● **WHAT THE TASK ASKS**
Sift the listing for lines that hold the string "падает" and pull them out.

Records from a data collection:
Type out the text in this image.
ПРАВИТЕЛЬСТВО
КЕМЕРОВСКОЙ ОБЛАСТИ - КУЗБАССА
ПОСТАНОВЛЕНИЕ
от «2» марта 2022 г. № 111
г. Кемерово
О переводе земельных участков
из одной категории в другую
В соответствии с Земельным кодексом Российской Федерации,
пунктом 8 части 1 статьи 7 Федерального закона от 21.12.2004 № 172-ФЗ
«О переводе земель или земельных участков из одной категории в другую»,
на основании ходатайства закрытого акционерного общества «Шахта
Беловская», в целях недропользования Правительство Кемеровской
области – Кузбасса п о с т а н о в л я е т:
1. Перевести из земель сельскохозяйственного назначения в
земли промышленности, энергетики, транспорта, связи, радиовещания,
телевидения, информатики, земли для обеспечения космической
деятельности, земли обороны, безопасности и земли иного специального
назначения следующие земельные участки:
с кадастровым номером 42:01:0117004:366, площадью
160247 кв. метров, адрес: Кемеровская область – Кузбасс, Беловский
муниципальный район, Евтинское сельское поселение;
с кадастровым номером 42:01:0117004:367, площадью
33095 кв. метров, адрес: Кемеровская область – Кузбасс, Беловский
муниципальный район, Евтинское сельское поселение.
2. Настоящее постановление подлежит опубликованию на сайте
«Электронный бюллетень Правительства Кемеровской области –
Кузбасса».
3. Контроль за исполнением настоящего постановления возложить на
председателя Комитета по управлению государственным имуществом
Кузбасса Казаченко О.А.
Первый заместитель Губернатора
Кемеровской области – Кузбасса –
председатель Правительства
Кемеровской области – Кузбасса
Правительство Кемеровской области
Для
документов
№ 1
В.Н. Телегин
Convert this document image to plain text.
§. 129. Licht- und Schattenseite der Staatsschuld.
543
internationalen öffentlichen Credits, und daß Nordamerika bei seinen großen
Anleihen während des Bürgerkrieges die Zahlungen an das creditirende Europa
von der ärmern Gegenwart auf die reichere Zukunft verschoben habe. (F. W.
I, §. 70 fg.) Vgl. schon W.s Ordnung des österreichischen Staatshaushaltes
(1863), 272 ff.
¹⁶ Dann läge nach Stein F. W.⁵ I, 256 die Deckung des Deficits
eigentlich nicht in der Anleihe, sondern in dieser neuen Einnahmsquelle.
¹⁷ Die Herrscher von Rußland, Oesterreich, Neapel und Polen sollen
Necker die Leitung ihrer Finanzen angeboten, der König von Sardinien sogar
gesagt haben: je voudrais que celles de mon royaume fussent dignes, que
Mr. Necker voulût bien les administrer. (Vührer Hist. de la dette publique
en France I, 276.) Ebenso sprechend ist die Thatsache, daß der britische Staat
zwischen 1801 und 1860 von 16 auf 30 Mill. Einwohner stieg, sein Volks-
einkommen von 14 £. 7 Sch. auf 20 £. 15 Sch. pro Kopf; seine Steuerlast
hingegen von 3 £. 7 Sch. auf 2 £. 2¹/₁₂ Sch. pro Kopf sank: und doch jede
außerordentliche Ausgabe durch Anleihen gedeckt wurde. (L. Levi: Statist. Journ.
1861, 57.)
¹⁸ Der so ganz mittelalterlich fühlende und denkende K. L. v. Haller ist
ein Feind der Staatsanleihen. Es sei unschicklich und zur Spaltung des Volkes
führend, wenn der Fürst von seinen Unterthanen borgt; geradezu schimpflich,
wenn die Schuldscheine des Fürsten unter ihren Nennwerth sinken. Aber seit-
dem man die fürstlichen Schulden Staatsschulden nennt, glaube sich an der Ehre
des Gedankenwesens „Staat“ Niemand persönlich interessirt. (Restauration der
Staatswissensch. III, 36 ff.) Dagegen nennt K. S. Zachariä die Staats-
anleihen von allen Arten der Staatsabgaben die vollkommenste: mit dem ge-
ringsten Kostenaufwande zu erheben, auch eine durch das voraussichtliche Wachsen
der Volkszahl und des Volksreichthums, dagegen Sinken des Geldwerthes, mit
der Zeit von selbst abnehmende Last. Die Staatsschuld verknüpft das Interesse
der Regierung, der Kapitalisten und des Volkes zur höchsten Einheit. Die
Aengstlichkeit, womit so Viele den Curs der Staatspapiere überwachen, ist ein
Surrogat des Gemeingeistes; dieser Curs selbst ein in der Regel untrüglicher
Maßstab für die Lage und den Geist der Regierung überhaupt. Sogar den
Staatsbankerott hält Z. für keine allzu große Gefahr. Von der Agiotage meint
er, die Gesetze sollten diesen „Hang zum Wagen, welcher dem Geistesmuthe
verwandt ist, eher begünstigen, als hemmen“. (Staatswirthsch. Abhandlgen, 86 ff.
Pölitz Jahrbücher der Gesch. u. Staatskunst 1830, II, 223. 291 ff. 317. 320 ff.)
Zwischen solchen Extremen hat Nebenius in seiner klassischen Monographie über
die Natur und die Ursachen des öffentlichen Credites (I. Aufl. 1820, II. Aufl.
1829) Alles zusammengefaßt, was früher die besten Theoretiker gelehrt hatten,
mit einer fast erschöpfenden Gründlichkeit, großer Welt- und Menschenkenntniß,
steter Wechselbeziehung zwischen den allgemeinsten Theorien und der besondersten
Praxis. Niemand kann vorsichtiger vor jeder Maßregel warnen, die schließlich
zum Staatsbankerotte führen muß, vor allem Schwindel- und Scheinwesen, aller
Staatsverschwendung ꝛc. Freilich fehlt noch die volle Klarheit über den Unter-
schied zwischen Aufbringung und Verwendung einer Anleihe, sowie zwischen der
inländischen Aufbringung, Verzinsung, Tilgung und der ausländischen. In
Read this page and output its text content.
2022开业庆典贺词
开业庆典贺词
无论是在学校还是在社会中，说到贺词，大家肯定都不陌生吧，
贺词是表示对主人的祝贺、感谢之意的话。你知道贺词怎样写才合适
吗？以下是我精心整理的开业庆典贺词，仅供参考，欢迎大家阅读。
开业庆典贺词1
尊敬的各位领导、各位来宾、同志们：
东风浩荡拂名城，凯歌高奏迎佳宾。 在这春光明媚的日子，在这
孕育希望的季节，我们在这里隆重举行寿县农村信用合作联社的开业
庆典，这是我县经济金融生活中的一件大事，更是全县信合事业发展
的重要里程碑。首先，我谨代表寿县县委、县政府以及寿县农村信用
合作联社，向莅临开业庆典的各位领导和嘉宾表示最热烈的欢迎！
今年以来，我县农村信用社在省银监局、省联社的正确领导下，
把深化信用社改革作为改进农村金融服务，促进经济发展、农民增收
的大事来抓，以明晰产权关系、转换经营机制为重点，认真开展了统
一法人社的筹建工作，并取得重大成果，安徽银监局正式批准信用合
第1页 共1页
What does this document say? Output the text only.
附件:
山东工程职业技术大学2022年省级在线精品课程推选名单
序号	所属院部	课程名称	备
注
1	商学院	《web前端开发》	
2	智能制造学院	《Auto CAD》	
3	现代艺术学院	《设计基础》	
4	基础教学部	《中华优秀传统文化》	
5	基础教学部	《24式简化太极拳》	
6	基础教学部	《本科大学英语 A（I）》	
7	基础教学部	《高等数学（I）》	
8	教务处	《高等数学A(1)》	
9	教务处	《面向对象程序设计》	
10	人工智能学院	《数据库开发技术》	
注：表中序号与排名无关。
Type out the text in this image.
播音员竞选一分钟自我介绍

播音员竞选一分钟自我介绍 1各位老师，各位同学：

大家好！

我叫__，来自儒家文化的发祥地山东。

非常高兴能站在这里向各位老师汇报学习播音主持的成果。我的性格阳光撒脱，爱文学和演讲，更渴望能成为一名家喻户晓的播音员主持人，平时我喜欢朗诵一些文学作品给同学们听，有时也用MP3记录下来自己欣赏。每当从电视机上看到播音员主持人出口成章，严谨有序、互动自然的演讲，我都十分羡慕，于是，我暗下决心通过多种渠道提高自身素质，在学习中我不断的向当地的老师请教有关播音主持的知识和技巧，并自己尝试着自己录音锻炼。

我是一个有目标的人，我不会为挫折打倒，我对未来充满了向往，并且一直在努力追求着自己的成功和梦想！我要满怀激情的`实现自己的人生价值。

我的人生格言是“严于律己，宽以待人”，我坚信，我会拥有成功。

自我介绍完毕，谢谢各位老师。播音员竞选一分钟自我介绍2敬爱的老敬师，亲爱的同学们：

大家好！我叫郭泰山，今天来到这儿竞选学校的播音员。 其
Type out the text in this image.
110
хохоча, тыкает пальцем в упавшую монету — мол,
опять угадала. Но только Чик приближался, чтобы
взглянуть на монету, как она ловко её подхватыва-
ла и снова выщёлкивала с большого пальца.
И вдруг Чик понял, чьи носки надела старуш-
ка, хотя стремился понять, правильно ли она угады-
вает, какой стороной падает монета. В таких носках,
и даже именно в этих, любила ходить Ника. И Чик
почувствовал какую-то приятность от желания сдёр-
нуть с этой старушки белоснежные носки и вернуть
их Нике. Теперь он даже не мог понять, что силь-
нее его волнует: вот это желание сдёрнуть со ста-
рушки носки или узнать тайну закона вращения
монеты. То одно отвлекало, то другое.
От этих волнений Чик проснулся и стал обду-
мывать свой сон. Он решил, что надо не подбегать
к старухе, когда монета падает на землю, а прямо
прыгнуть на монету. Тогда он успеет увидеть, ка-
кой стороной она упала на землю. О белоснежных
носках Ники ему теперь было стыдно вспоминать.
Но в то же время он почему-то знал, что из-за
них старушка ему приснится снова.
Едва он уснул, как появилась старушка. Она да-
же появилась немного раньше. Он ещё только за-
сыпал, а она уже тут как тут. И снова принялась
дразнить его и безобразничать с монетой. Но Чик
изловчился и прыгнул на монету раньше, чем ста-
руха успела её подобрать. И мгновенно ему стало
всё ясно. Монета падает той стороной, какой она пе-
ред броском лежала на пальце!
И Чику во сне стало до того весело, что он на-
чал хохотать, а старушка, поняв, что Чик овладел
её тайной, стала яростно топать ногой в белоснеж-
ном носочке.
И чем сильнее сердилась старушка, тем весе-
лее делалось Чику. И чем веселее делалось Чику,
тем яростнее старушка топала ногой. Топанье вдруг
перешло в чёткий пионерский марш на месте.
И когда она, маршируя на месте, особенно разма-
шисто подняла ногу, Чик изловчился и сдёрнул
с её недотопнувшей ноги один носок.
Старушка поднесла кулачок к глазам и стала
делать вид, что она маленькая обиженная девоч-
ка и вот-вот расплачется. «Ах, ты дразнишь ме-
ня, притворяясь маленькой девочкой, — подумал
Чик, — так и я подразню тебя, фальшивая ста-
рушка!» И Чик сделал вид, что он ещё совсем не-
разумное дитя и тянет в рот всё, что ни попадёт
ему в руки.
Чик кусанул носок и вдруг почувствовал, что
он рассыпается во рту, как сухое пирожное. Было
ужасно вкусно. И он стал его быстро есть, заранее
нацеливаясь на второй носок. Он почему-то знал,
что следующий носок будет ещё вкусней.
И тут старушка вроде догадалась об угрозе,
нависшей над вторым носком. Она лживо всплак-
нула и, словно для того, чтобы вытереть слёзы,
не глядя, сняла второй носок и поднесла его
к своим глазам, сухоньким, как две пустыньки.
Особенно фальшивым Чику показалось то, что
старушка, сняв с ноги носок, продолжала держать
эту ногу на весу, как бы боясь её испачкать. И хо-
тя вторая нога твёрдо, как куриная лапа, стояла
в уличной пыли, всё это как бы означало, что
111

● **WRITTEN RESPONSE**
вает, какой стороной падает монета. В таких носках,
к старухе, когда монета падает на землю, а прямо
всё ясно. Монета падает той стороной, какой она пе-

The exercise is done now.